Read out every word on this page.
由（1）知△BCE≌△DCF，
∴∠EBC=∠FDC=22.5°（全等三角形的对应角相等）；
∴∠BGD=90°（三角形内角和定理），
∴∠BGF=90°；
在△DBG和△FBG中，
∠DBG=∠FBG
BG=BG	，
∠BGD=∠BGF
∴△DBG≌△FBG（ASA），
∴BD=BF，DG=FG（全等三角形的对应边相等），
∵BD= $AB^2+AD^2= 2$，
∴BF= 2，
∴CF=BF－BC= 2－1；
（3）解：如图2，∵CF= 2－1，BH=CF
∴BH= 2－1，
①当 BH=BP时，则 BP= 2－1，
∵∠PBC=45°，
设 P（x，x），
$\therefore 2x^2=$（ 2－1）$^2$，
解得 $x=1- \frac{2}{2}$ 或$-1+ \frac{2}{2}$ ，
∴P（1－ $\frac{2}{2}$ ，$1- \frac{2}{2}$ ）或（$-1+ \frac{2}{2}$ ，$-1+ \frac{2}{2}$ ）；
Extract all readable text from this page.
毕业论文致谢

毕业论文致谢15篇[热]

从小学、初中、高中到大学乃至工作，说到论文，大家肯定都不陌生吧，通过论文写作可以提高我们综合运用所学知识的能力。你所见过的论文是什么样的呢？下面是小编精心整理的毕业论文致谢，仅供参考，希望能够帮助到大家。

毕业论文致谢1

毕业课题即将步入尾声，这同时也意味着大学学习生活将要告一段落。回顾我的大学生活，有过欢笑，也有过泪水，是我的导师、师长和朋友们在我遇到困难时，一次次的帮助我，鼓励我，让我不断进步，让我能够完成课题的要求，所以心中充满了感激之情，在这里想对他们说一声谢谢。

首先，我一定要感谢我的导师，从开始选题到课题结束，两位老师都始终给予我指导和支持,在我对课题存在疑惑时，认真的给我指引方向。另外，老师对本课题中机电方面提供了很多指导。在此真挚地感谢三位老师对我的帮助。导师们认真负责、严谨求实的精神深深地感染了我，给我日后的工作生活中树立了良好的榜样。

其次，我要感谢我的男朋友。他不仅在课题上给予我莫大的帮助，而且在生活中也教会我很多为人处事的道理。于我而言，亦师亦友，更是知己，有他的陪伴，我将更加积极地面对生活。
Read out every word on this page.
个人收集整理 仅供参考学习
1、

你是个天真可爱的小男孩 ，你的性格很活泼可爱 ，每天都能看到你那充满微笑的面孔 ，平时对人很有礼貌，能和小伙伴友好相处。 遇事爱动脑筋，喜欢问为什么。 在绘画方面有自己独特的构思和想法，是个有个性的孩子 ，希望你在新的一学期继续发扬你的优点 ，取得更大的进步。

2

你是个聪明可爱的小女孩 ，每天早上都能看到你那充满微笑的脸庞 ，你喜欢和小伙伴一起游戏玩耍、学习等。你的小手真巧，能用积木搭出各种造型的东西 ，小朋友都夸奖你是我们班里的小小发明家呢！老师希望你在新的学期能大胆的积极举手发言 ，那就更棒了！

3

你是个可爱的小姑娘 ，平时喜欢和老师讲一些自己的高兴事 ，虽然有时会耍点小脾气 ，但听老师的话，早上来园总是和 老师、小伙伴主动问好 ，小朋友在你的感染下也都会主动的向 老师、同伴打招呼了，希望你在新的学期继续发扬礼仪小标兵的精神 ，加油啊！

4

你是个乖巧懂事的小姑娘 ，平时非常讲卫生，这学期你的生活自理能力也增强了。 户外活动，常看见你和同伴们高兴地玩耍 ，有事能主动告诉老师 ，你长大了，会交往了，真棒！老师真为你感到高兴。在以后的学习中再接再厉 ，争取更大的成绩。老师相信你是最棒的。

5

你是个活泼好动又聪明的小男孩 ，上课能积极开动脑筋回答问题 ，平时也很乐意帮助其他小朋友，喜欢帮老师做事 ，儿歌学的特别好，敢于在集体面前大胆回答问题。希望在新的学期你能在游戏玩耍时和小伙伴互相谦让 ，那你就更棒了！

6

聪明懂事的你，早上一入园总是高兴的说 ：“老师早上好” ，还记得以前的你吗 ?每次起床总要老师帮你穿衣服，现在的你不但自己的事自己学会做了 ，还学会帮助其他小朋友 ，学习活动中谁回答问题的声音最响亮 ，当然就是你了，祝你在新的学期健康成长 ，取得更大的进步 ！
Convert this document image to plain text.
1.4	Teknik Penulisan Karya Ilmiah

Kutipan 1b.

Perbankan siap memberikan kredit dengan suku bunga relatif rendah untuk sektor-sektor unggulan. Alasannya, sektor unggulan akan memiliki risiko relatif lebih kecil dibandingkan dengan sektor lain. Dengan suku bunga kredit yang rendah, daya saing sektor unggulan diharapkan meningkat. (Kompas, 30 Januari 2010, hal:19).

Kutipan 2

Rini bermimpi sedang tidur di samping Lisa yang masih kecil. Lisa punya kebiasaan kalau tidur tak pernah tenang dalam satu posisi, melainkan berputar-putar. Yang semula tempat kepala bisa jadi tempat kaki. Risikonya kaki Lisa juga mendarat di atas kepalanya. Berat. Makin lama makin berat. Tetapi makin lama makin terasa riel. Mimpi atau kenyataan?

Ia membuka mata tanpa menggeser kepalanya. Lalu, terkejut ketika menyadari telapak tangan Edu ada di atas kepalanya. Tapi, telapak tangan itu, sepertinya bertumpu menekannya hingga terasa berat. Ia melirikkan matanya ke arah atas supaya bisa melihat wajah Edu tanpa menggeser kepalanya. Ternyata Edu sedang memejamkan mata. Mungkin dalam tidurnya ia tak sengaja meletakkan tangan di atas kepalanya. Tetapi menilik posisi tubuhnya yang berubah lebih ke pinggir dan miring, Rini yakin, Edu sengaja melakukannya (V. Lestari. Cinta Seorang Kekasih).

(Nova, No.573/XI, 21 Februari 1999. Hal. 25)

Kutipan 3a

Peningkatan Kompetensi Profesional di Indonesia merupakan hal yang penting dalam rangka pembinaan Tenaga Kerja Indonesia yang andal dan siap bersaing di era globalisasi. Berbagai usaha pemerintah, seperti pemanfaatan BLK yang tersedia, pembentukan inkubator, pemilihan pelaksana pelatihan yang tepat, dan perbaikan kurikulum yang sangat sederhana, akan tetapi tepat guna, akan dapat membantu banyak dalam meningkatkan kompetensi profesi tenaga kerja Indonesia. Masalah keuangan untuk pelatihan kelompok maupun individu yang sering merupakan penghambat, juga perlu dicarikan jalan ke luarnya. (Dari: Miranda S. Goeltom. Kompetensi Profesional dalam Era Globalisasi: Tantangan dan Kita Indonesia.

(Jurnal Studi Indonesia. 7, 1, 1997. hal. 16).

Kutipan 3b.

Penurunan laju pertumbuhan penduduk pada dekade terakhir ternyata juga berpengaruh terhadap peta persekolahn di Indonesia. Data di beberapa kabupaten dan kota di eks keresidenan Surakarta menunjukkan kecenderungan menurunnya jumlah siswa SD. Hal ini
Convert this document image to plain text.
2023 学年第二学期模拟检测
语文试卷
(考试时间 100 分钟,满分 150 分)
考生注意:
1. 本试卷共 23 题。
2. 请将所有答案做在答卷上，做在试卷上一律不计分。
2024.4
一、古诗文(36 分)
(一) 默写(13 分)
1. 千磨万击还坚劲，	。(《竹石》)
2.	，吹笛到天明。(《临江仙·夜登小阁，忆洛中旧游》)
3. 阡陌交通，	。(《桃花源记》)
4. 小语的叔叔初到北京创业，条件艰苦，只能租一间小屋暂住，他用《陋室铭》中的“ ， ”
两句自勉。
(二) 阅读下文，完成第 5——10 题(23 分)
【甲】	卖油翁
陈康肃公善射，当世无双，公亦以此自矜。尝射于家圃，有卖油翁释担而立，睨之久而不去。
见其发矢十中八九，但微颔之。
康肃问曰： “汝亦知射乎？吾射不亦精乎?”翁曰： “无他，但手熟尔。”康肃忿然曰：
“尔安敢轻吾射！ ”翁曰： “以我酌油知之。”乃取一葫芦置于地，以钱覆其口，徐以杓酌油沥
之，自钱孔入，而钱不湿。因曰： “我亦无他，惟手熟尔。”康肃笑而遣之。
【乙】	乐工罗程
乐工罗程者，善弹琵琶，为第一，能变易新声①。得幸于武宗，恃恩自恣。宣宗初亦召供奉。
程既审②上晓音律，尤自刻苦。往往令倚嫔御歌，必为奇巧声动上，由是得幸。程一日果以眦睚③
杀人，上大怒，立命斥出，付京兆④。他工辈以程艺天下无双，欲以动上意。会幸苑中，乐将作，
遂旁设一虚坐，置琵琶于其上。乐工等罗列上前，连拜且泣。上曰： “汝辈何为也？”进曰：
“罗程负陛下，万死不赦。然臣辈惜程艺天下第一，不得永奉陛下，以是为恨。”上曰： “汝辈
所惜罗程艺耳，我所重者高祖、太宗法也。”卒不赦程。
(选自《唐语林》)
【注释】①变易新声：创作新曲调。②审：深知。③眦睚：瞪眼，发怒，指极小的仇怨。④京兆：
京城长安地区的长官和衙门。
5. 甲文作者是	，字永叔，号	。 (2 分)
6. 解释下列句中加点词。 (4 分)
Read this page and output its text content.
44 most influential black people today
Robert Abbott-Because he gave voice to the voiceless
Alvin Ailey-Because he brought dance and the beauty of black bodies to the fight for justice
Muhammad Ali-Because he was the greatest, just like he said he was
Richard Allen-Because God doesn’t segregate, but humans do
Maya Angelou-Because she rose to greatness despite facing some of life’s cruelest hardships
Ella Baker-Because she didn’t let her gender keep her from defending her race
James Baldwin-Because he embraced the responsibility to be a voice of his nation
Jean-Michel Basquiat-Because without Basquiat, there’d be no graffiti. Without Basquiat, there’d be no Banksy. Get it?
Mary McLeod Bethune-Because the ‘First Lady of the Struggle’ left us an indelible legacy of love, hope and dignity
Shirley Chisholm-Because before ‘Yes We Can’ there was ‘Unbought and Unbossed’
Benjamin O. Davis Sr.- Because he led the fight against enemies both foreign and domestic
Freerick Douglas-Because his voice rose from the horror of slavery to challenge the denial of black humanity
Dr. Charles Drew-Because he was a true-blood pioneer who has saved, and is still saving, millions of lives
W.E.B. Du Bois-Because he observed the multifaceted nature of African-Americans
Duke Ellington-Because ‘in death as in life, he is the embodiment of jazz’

····················

Return all the lines that contain the string "life".

▶ _Correct response_
Maya Angelou-Because she rose to greatness despite facing some of life’s cruelest hardships
Duke Ellington-Because ‘in death as in life, he is the embodiment of jazz’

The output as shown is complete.